Goal of the exercise:
In the listing that follows, count the lines holding the word "houses" and report only that number.
[START]
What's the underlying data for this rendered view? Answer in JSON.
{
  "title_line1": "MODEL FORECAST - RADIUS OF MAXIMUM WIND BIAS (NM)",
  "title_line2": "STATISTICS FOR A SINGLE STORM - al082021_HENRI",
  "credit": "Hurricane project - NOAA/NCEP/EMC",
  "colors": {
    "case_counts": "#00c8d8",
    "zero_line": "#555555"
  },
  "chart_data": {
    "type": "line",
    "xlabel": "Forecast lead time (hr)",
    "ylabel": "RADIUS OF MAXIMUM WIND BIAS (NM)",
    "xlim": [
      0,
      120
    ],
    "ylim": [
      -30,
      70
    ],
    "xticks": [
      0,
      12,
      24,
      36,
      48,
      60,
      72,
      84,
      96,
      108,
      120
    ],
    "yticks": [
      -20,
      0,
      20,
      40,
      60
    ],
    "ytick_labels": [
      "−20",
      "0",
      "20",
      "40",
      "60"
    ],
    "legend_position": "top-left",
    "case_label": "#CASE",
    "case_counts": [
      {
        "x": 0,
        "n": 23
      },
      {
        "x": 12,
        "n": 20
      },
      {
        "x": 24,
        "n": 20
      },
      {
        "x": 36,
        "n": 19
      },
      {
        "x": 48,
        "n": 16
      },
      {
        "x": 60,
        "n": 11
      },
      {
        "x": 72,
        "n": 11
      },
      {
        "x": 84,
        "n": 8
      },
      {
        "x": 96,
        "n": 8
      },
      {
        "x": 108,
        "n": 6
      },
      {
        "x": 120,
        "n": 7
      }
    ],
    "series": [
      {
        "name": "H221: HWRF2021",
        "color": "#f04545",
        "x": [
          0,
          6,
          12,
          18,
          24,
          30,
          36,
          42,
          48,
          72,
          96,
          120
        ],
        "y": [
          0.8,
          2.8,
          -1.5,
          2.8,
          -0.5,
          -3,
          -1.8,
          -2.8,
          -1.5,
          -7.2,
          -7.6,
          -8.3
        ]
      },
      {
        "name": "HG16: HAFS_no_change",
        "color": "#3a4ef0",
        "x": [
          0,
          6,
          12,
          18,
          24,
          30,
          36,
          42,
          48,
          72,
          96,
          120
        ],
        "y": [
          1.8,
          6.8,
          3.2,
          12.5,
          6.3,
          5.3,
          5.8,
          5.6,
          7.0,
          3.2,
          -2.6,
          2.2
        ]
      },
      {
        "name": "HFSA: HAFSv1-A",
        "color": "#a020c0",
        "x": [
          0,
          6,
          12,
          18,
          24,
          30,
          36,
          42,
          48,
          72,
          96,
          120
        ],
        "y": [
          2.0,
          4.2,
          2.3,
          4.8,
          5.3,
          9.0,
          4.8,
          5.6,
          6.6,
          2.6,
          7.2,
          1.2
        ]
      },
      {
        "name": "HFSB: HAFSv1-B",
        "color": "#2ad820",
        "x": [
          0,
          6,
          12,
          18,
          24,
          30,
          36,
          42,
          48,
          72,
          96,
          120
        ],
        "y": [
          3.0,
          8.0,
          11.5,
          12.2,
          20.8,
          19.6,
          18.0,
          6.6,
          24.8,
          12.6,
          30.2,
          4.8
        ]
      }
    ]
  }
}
[END]
[START]
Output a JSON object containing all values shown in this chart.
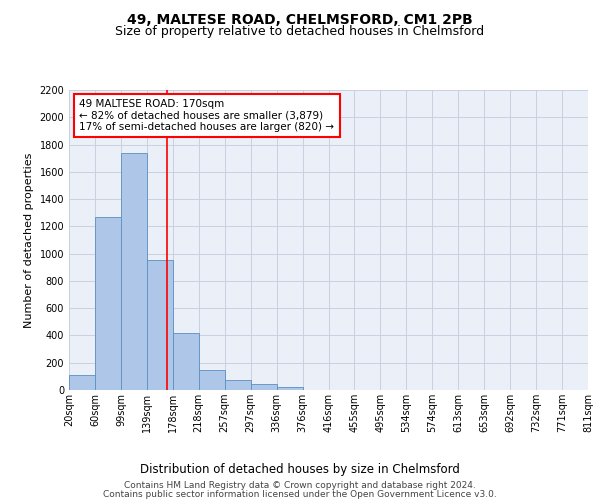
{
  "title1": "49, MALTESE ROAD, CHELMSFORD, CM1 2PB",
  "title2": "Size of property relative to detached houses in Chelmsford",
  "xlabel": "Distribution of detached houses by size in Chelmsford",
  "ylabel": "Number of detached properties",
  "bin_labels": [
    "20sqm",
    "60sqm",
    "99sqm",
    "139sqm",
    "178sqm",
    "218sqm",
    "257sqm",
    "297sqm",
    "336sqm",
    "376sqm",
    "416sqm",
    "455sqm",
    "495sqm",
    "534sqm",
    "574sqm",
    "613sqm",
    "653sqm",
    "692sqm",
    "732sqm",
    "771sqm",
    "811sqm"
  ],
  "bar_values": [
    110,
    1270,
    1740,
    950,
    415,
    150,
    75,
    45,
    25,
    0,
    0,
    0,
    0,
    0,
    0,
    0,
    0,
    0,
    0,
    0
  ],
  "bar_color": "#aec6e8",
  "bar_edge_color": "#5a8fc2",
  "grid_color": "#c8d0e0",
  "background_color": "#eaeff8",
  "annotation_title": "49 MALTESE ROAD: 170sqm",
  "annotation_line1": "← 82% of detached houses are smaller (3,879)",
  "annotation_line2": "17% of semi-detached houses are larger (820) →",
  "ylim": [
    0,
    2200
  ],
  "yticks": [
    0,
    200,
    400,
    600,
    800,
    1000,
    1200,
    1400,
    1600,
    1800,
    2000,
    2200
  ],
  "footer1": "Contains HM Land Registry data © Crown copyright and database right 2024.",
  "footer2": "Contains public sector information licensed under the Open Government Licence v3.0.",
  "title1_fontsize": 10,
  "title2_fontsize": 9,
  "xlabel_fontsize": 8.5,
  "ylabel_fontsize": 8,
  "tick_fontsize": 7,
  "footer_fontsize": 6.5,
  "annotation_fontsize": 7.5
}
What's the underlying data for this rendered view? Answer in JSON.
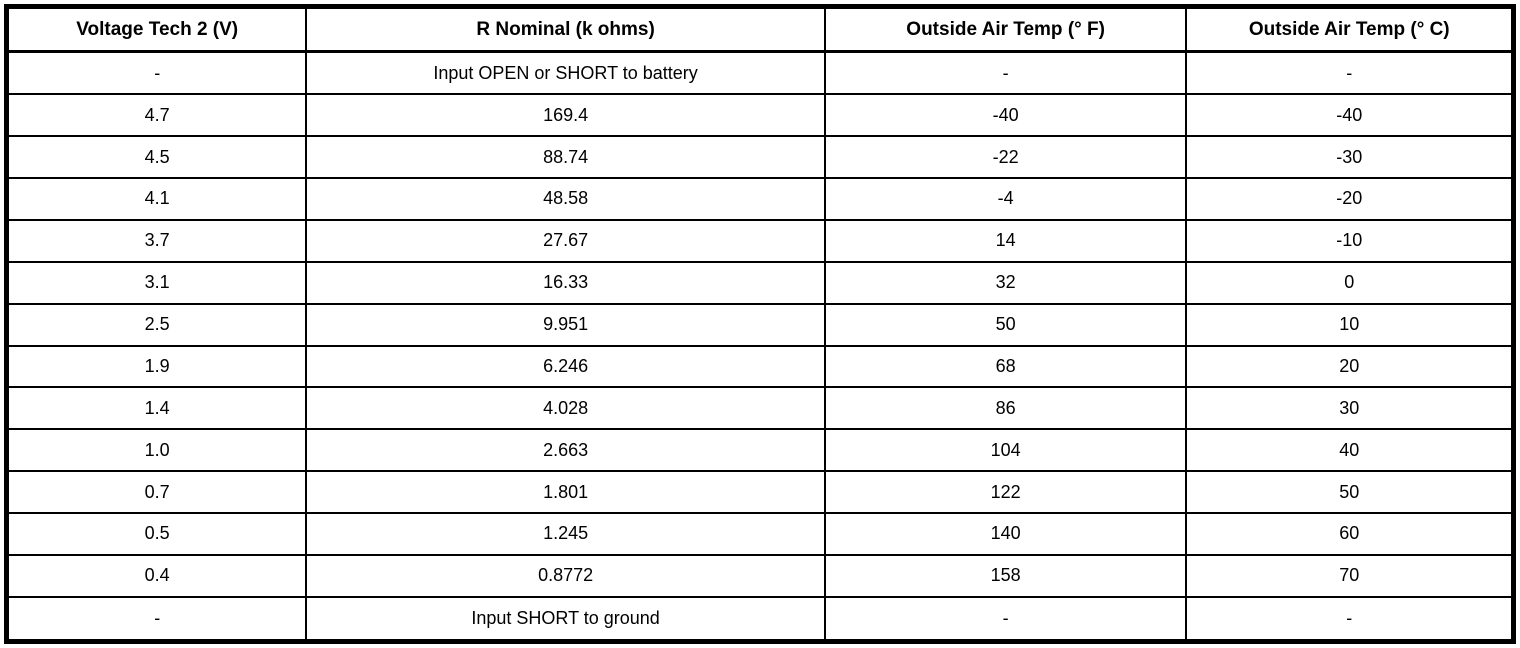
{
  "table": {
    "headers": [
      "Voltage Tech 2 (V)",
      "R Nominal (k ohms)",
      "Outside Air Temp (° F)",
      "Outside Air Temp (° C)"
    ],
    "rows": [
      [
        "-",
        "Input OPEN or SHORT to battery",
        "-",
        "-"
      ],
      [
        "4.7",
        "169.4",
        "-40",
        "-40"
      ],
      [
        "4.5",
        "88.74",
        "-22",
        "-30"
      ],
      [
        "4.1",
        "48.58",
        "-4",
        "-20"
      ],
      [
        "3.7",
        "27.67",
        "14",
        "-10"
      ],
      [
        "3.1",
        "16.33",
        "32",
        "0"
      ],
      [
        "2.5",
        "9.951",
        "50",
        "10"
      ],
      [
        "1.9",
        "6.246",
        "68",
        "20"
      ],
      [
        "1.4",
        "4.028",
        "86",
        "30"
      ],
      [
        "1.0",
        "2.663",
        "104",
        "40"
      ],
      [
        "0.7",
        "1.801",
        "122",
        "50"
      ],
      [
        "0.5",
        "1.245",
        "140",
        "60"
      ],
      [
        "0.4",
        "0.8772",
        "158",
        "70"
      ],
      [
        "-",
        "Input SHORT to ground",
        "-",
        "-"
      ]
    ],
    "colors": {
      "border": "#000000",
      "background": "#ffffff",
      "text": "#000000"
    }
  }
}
[END]
Task solution:
4